## GIVEN RECORDS
◆ ◆ ◆ ◆ ◆ ◆ ◆
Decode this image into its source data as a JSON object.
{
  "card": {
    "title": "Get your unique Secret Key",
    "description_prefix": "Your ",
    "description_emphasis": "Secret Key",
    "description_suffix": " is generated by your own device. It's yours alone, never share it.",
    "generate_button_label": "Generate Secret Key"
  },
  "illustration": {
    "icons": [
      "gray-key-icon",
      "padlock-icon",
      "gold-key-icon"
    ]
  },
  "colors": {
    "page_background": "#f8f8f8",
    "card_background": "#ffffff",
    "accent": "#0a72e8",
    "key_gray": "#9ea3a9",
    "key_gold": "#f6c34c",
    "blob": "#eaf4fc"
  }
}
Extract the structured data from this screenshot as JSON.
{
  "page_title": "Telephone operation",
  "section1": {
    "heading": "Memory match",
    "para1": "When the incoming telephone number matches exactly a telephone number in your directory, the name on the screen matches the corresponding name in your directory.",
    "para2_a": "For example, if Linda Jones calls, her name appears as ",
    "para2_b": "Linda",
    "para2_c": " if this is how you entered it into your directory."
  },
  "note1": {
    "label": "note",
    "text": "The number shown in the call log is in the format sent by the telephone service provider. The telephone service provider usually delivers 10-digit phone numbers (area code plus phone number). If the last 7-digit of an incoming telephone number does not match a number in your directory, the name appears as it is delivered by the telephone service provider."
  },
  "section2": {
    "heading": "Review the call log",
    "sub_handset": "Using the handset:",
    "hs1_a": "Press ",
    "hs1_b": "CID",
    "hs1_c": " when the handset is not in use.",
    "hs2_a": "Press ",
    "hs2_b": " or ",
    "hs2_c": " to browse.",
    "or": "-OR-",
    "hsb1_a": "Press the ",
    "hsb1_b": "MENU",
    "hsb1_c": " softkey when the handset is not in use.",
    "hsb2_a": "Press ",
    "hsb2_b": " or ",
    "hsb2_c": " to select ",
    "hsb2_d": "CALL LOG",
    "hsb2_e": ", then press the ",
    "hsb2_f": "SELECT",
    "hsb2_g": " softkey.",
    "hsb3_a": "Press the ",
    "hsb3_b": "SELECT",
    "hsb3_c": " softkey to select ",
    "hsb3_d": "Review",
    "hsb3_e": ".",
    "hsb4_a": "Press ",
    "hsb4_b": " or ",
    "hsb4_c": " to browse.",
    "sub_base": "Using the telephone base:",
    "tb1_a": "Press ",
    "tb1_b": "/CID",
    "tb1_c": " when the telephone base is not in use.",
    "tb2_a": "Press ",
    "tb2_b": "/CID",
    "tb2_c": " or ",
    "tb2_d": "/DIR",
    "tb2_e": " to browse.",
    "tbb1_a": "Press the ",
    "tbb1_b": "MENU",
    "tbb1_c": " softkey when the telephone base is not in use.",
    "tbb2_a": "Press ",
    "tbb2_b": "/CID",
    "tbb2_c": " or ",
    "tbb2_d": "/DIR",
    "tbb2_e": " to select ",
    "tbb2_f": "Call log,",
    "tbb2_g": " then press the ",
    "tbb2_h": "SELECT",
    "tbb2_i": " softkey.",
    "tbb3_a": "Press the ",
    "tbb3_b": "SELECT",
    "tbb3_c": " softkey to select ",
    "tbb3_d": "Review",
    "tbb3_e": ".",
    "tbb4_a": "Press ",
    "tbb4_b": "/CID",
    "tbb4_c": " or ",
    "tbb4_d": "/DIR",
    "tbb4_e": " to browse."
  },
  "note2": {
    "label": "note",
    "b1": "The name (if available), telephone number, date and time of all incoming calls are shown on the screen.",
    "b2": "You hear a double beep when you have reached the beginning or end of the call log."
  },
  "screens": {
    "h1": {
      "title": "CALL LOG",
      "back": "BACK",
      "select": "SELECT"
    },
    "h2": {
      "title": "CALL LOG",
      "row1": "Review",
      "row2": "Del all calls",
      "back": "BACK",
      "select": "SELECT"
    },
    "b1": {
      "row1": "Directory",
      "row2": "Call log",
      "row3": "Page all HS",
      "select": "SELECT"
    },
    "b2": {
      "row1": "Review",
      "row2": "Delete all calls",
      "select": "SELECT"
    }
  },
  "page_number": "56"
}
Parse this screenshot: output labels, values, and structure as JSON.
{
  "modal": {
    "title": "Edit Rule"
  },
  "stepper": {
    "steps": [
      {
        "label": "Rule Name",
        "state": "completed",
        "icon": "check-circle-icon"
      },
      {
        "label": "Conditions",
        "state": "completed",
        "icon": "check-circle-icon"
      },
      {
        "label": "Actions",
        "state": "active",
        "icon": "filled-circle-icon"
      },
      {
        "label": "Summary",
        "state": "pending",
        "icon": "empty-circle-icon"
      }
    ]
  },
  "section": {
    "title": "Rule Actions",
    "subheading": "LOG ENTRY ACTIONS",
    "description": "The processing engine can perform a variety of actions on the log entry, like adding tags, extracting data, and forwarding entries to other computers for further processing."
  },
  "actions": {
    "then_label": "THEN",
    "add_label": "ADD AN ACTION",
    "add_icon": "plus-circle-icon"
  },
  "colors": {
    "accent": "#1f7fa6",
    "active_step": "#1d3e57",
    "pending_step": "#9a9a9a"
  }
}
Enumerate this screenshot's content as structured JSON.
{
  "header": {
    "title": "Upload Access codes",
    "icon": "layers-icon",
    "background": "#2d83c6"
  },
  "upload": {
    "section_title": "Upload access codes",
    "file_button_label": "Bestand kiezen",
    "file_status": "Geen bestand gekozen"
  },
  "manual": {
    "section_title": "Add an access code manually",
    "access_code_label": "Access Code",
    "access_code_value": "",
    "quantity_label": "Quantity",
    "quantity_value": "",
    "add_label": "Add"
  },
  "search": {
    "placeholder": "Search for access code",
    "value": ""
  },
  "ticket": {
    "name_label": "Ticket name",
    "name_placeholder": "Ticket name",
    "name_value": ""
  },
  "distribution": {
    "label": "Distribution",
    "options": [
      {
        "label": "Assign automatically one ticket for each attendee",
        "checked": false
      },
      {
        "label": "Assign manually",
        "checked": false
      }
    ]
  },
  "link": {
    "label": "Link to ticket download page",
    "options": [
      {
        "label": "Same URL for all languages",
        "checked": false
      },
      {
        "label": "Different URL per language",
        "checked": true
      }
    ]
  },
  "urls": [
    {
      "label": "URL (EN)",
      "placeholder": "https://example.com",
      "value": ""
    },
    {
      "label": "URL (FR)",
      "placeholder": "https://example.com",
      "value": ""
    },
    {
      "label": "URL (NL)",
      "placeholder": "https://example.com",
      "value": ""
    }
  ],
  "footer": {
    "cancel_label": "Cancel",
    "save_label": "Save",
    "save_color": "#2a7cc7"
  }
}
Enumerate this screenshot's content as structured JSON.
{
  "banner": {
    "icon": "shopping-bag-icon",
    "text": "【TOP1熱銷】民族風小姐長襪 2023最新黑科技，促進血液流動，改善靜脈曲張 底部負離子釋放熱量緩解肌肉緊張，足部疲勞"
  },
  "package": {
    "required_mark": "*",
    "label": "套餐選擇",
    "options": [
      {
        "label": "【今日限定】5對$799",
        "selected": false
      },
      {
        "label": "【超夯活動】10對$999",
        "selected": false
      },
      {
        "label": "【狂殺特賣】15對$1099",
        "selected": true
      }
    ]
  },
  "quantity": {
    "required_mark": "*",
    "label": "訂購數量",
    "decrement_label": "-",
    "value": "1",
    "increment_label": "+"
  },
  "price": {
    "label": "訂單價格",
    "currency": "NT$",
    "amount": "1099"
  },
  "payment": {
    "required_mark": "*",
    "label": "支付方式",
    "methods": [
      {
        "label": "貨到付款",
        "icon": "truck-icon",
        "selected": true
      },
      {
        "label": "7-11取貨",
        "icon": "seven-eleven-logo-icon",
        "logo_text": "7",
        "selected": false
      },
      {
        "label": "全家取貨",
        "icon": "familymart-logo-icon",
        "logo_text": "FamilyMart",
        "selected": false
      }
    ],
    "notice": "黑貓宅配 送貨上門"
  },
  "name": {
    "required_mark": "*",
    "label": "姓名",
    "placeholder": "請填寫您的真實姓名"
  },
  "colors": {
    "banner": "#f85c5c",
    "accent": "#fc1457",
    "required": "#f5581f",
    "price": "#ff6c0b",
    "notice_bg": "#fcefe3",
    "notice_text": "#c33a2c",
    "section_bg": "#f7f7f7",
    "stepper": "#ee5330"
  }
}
◆ ◆ ◆ ◆ ◆ ◆ ◆
## WHAT THE TASK REQUIRES
Pull every line containing the word "circle" out of the entries above.

## EXERCISE RESPONSE
        "icon": "check-circle-icon"
        "icon": "check-circle-icon"
        "icon": "filled-circle-icon"
        "icon": "empty-circle-icon"
    "add_icon": "plus-circle-icon"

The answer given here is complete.